DATA SHOWN START
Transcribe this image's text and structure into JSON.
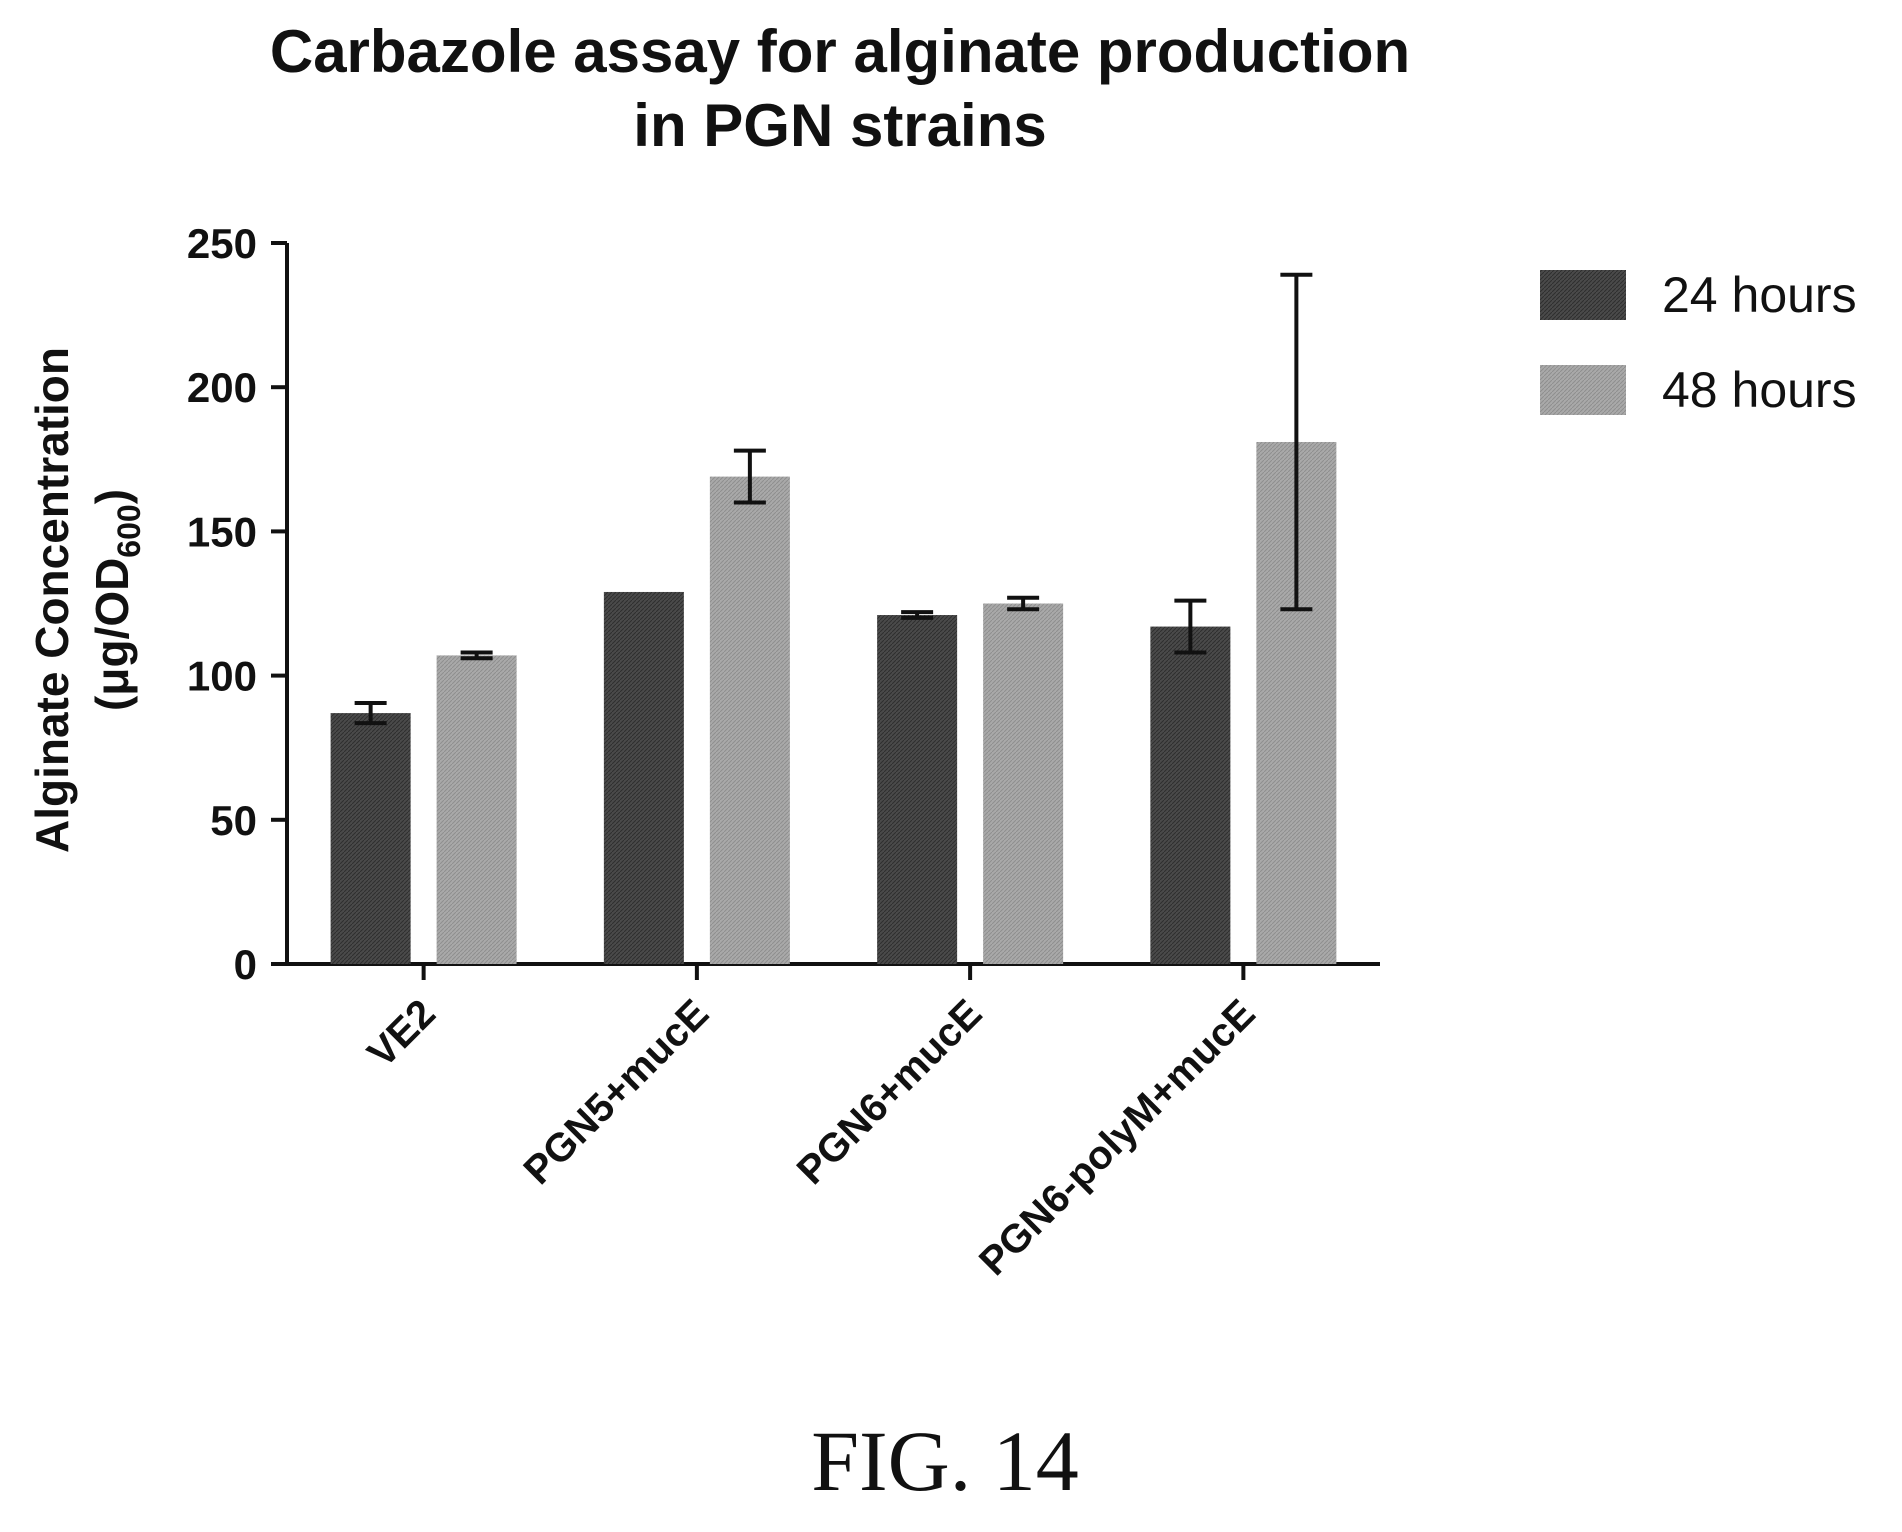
{
  "chart_data": {
    "type": "bar",
    "title_lines": [
      "Carbazole assay for alginate production",
      "in PGN strains"
    ],
    "ylabel_line1": "Alginate Concentration",
    "ylabel_line2": {
      "open": "(",
      "main": "μg/OD",
      "sub": "600",
      "close": ")"
    },
    "xlabel": "",
    "ylim": [
      0,
      250
    ],
    "yticks": [
      0,
      50,
      100,
      150,
      200,
      250
    ],
    "categories": [
      "VE2",
      "PGN5+mucE",
      "PGN6+mucE",
      "PGN6-polyM+mucE"
    ],
    "series": [
      {
        "name": "24 hours",
        "color": "#4a4a4a",
        "values": [
          87,
          129,
          121,
          117
        ],
        "errors": [
          3.5,
          0,
          1,
          9
        ]
      },
      {
        "name": "48 hours",
        "color": "#a9a9a9",
        "values": [
          107,
          169,
          125,
          181
        ],
        "errors": [
          1,
          9,
          2,
          58
        ]
      }
    ],
    "grid": false,
    "legend_position": "right"
  },
  "figure_label": "FIG. 14"
}
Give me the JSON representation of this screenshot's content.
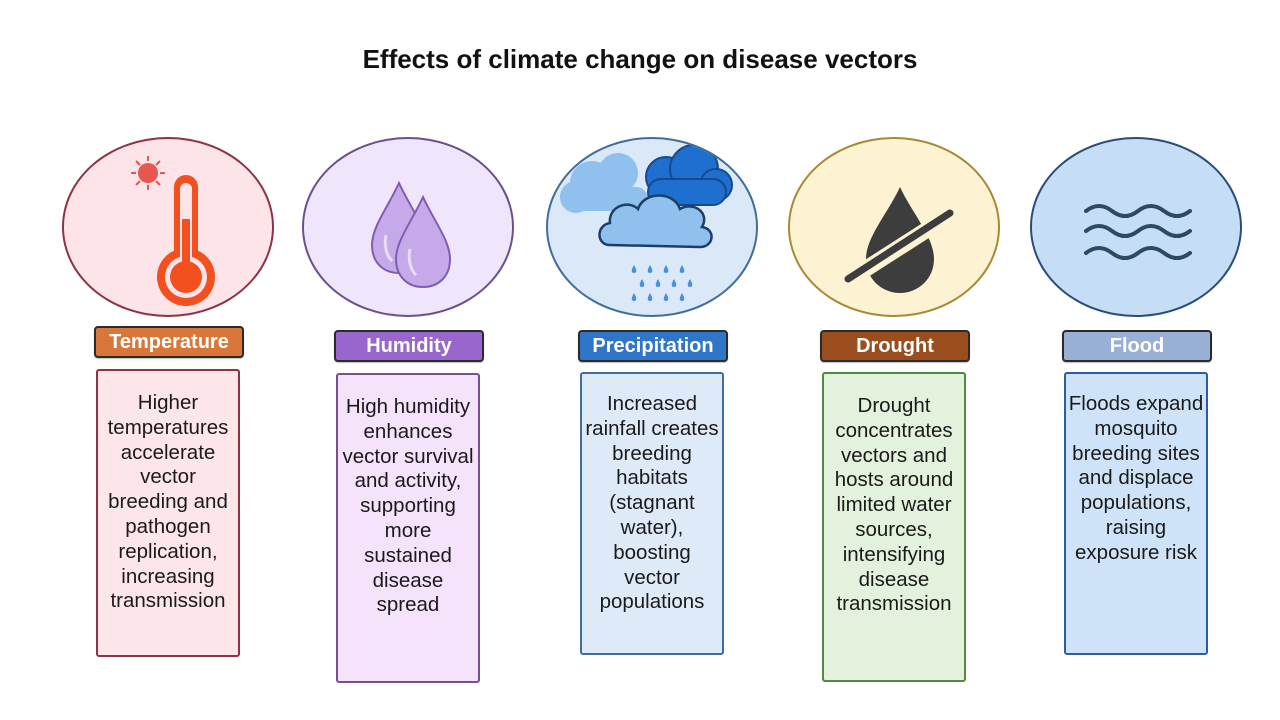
{
  "title": "Effects of climate change on disease vectors",
  "factors": [
    {
      "label": "Temperature",
      "icon": "thermometer-sun-icon",
      "description": "Higher temperatures accelerate vector breeding and pathogen replication, increasing transmission",
      "colors": {
        "label": "#d9773a",
        "circle_fill": "#fde4e8",
        "circle_border": "#8c3346",
        "box_fill": "#fde6ea",
        "box_border": "#8c3346"
      }
    },
    {
      "label": "Humidity",
      "icon": "water-droplets-icon",
      "description": "High humidity enhances vector survival and activity, supporting more sustained disease spread",
      "colors": {
        "label": "#9966cc",
        "circle_fill": "#f0e6fb",
        "circle_border": "#6b4f8f",
        "box_fill": "#f5e3fb",
        "box_border": "#7a4f8f"
      }
    },
    {
      "label": "Precipitation",
      "icon": "rain-cloud-icon",
      "description": "Increased rainfall creates breeding habitats (stagnant water), boosting vector populations",
      "colors": {
        "label": "#2f76c8",
        "circle_fill": "#dbe8f7",
        "circle_border": "#3f6e9c",
        "box_fill": "#dfeaf8",
        "box_border": "#3f6e9c"
      }
    },
    {
      "label": "Drought",
      "icon": "no-water-icon",
      "description": "Drought concentrates vectors and hosts around limited water sources, intensifying disease transmission",
      "colors": {
        "label": "#9a4e1e",
        "circle_fill": "#fdf3d3",
        "circle_border": "#a88a35",
        "box_fill": "#e3f2dc",
        "box_border": "#4f8a3f"
      }
    },
    {
      "label": "Flood",
      "icon": "waves-icon",
      "description": "Floods expand mosquito breeding sites and displace populations, raising exposure risk",
      "colors": {
        "label": "#98afd6",
        "circle_fill": "#c5def6",
        "circle_border": "#2b4c7a",
        "box_fill": "#cfe3f8",
        "box_border": "#2b5ea0"
      }
    }
  ]
}
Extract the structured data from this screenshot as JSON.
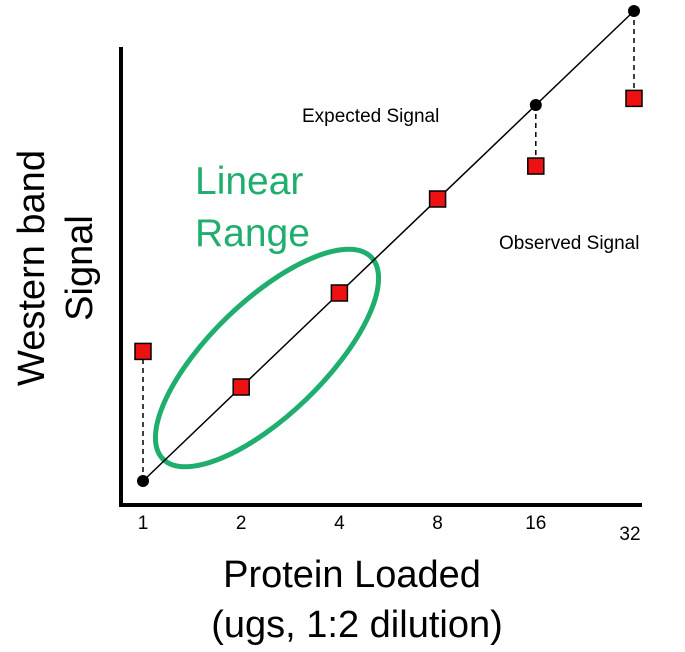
{
  "chart_data": {
    "type": "scatter",
    "title": "",
    "xlabel_lines": [
      "Protein Loaded",
      "(ugs, 1:2 dilution)"
    ],
    "ylabel_lines": [
      "Western band",
      "Signal"
    ],
    "x_scale": "log2",
    "x_ticks": [
      {
        "value": 1,
        "label": "1"
      },
      {
        "value": 2,
        "label": "2"
      },
      {
        "value": 4,
        "label": "4"
      },
      {
        "value": 8,
        "label": "8"
      },
      {
        "value": 16,
        "label": "16"
      },
      {
        "value": 32,
        "label": "32"
      }
    ],
    "expected_series": {
      "marker": "circle",
      "color": "#000000",
      "points": [
        {
          "x": 1,
          "y": 1
        },
        {
          "x": 16,
          "y": 16
        },
        {
          "x": 32,
          "y": 32
        }
      ]
    },
    "observed_series": {
      "marker": "square",
      "color": "#ee1111",
      "points": [
        {
          "x": 1,
          "y": 2.6
        },
        {
          "x": 2,
          "y": 2
        },
        {
          "x": 4,
          "y": 4
        },
        {
          "x": 8,
          "y": 8
        },
        {
          "x": 16,
          "y": 10.2
        },
        {
          "x": 32,
          "y": 16.8
        }
      ]
    },
    "annotations": {
      "expected": "Expected Signal",
      "observed": "Observed Signal",
      "linear_range_lines": [
        "Linear",
        "Range"
      ]
    },
    "linear_range_color": "#1fae6e",
    "grid": false,
    "legend": "none"
  }
}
DATA SHOWN END
* _INSTRUCTIONS FOR THE TASK_
Reproduce each entry verbatim, excluding any embedded images.

* _ANSWER AREA_
Transcribe this image's text and structure into JSON.
{
  "chart_data": {
    "type": "bar",
    "title_lines": [
      "Carbazole assay for alginate production",
      "in PGN strains"
    ],
    "ylabel_line1": "Alginate Concentration",
    "ylabel_line2": {
      "open": "(",
      "main": "μg/OD",
      "sub": "600",
      "close": ")"
    },
    "xlabel": "",
    "ylim": [
      0,
      250
    ],
    "yticks": [
      0,
      50,
      100,
      150,
      200,
      250
    ],
    "categories": [
      "VE2",
      "PGN5+mucE",
      "PGN6+mucE",
      "PGN6-polyM+mucE"
    ],
    "series": [
      {
        "name": "24 hours",
        "color": "#4a4a4a",
        "values": [
          87,
          129,
          121,
          117
        ],
        "errors": [
          3.5,
          0,
          1,
          9
        ]
      },
      {
        "name": "48 hours",
        "color": "#a9a9a9",
        "values": [
          107,
          169,
          125,
          181
        ],
        "errors": [
          1,
          9,
          2,
          58
        ]
      }
    ],
    "grid": false,
    "legend_position": "right"
  },
  "figure_label": "FIG. 14"
}
Give me the JSON representation of this screenshot's content.
{
  "title": "Effects of climate change on disease vectors",
  "factors": [
    {
      "label": "Temperature",
      "icon": "thermometer-sun-icon",
      "description": "Higher temperatures accelerate vector breeding and pathogen replication, increasing transmission",
      "colors": {
        "label": "#d9773a",
        "circle_fill": "#fde4e8",
        "circle_border": "#8c3346",
        "box_fill": "#fde6ea",
        "box_border": "#8c3346"
      }
    },
    {
      "label": "Humidity",
      "icon": "water-droplets-icon",
      "description": "High humidity enhances vector survival and activity, supporting more sustained disease spread",
      "colors": {
        "label": "#9966cc",
        "circle_fill": "#f0e6fb",
        "circle_border": "#6b4f8f",
        "box_fill": "#f5e3fb",
        "box_border": "#7a4f8f"
      }
    },
    {
      "label": "Precipitation",
      "icon": "rain-cloud-icon",
      "description": "Increased rainfall creates breeding habitats (stagnant water), boosting vector populations",
      "colors": {
        "label": "#2f76c8",
        "circle_fill": "#dbe8f7",
        "circle_border": "#3f6e9c",
        "box_fill": "#dfeaf8",
        "box_border": "#3f6e9c"
      }
    },
    {
      "label": "Drought",
      "icon": "no-water-icon",
      "description": "Drought concentrates vectors and hosts around limited water sources, intensifying disease transmission",
      "colors": {
        "label": "#9a4e1e",
        "circle_fill": "#fdf3d3",
        "circle_border": "#a88a35",
        "box_fill": "#e3f2dc",
        "box_border": "#4f8a3f"
      }
    },
    {
      "label": "Flood",
      "icon": "waves-icon",
      "description": "Floods expand mosquito breeding sites and displace populations, raising exposure risk",
      "colors": {
        "label": "#98afd6",
        "circle_fill": "#c5def6",
        "circle_border": "#2b4c7a",
        "box_fill": "#cfe3f8",
        "box_border": "#2b5ea0"
      }
    }
  ]
}
Extract the structured data from this screenshot as JSON.
{
  "chart_data": {
    "type": "scatter",
    "title": "",
    "xlabel_lines": [
      "Protein Loaded",
      "(ugs, 1:2 dilution)"
    ],
    "ylabel_lines": [
      "Western band",
      "Signal"
    ],
    "x_scale": "log2",
    "x_ticks": [
      {
        "value": 1,
        "label": "1"
      },
      {
        "value": 2,
        "label": "2"
      },
      {
        "value": 4,
        "label": "4"
      },
      {
        "value": 8,
        "label": "8"
      },
      {
        "value": 16,
        "label": "16"
      },
      {
        "value": 32,
        "label": "32"
      }
    ],
    "expected_series": {
      "marker": "circle",
      "color": "#000000",
      "points": [
        {
          "x": 1,
          "y": 1
        },
        {
          "x": 16,
          "y": 16
        },
        {
          "x": 32,
          "y": 32
        }
      ]
    },
    "observed_series": {
      "marker": "square",
      "color": "#ee1111",
      "points": [
        {
          "x": 1,
          "y": 2.6
        },
        {
          "x": 2,
          "y": 2
        },
        {
          "x": 4,
          "y": 4
        },
        {
          "x": 8,
          "y": 8
        },
        {
          "x": 16,
          "y": 10.2
        },
        {
          "x": 32,
          "y": 16.8
        }
      ]
    },
    "annotations": {
      "expected": "Expected Signal",
      "observed": "Observed Signal",
      "linear_range_lines": [
        "Linear",
        "Range"
      ]
    },
    "linear_range_color": "#1fae6e",
    "grid": false,
    "legend": "none"
  }
}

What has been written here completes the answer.